Everything from the line that contains "Give me a plain-text" through the final line of the records should be written out exactly, and nothing outside that span.

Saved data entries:

____________________

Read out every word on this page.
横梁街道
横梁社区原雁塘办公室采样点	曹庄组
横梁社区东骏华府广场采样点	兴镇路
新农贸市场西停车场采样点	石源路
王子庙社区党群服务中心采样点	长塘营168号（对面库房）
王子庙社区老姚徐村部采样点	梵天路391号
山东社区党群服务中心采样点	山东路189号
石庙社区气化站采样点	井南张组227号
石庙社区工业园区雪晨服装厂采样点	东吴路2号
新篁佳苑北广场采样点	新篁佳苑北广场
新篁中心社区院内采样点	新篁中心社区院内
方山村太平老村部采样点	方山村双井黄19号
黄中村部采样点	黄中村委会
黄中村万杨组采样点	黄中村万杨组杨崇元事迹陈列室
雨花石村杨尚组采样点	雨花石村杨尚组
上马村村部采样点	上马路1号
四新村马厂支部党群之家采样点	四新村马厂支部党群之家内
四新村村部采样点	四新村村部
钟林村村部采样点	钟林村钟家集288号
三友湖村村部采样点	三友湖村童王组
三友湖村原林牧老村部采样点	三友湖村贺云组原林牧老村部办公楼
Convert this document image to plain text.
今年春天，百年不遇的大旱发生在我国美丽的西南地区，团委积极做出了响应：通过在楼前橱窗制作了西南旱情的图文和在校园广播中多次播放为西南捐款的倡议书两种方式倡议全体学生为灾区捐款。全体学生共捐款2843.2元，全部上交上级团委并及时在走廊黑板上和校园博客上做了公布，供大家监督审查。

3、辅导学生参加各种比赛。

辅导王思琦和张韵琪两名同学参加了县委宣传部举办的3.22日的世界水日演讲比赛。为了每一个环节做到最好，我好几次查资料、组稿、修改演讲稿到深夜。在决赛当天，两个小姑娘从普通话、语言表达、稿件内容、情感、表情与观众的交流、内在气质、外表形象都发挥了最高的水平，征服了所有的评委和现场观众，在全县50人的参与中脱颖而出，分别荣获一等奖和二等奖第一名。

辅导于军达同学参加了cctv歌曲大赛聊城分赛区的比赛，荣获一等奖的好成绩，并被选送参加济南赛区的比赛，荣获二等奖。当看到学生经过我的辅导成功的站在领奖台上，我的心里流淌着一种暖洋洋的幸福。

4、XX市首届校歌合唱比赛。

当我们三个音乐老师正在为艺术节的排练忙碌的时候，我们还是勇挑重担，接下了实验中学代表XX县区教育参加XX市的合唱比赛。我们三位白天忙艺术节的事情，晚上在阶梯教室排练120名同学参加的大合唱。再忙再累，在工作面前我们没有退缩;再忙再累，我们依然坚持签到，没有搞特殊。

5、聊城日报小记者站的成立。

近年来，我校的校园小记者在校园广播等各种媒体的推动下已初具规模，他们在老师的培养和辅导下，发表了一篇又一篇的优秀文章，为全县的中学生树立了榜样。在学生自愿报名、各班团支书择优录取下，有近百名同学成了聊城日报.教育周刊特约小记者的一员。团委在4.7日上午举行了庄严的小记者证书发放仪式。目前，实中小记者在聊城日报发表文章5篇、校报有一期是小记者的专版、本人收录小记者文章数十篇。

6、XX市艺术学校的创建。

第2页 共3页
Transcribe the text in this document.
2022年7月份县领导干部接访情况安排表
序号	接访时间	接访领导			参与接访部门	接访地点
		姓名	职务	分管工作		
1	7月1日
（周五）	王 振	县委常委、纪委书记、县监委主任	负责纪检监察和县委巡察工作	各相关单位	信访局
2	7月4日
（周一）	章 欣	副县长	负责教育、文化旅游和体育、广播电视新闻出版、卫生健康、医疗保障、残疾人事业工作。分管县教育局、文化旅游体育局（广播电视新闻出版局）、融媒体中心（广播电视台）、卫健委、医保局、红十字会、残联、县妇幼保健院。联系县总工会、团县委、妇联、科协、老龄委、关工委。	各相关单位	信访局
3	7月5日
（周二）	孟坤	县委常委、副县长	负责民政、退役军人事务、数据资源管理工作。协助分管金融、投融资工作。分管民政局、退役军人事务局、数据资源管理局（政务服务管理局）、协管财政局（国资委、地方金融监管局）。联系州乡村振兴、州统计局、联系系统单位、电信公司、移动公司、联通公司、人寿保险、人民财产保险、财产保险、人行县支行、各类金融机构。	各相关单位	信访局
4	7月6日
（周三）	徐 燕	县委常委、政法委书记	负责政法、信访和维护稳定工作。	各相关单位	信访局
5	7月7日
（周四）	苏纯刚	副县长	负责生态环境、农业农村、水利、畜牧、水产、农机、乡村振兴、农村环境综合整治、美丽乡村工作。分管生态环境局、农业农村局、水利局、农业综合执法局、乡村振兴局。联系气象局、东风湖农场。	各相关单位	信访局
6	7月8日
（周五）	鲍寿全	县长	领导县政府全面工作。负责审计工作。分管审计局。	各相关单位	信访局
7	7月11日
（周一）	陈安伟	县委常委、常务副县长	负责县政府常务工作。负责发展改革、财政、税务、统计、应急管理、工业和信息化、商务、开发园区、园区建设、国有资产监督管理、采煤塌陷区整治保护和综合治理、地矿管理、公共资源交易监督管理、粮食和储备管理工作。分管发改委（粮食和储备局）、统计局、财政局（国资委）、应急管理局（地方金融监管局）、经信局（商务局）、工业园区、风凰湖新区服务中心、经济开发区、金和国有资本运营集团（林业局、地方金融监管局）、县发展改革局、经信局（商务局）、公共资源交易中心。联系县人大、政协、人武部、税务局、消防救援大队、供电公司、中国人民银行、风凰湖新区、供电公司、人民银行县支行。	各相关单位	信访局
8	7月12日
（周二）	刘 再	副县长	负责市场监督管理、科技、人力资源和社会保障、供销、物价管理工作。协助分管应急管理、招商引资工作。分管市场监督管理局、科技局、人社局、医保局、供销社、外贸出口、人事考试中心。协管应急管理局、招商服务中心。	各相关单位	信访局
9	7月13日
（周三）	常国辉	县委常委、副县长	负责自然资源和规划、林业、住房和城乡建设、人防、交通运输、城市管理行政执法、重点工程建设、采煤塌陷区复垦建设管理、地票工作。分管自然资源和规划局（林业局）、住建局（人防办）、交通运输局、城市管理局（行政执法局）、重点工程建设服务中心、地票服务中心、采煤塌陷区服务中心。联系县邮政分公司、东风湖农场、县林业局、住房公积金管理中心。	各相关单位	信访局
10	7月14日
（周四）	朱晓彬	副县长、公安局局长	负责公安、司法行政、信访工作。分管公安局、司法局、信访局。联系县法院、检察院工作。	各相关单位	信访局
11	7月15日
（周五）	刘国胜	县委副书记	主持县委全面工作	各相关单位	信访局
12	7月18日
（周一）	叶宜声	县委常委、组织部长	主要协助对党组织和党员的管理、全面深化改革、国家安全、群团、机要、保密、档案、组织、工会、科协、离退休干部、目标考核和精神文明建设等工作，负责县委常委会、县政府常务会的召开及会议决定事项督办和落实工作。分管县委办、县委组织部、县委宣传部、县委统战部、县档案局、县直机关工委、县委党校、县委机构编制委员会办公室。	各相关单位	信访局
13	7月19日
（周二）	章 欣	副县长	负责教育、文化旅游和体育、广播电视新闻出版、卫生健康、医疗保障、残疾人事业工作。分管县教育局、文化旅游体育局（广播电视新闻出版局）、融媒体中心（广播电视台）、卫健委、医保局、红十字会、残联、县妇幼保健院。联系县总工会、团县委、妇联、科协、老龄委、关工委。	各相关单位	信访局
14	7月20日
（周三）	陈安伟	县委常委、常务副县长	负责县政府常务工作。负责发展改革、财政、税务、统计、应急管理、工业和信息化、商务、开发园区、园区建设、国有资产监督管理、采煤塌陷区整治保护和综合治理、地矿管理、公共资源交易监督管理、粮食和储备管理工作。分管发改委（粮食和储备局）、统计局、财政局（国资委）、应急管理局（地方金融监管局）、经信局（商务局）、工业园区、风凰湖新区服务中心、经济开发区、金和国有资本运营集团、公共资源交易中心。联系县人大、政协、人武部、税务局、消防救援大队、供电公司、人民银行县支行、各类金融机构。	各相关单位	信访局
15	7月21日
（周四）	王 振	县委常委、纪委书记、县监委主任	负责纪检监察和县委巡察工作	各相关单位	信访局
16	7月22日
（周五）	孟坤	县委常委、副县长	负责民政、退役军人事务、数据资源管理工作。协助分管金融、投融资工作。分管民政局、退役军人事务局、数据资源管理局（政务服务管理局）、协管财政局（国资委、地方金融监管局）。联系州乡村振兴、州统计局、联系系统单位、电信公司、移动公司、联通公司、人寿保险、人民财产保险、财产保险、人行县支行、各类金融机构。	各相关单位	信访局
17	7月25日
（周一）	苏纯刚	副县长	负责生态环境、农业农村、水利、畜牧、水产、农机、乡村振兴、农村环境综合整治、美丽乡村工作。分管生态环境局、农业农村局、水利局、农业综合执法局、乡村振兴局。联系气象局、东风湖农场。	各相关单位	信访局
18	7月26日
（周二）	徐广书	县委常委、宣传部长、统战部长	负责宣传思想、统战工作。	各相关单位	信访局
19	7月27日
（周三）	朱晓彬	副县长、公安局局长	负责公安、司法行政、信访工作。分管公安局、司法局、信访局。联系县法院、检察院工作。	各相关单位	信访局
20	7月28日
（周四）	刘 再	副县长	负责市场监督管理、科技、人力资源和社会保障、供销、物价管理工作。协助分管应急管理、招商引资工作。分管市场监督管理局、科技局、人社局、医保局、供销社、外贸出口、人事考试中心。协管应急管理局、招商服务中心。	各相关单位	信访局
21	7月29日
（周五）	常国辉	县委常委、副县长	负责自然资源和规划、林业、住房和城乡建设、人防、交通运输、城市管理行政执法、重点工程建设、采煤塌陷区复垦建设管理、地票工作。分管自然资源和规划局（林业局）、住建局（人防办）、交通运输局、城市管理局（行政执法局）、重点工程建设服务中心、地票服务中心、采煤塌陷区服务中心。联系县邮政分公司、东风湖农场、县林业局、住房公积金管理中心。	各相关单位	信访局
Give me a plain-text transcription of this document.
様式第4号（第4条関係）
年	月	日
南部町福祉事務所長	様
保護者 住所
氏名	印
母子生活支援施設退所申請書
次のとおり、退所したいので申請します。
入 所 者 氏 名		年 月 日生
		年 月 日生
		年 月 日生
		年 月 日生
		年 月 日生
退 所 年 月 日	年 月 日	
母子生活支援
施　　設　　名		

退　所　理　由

____________________

[Exercise output]
Give me a plain-text transcription of this document.
様式第4号（第4条関係）
年	月	日
南部町福祉事務所長	様
保護者 住所
氏名	印
母子生活支援施設退所申請書
次のとおり、退所したいので申請します。
入 所 者 氏 名		年 月 日生
		年 月 日生
		年 月 日生
		年 月 日生
		年 月 日生
退 所 年 月 日	年 月 日	
母子生活支援
施　　設　　名		

退　所　理　由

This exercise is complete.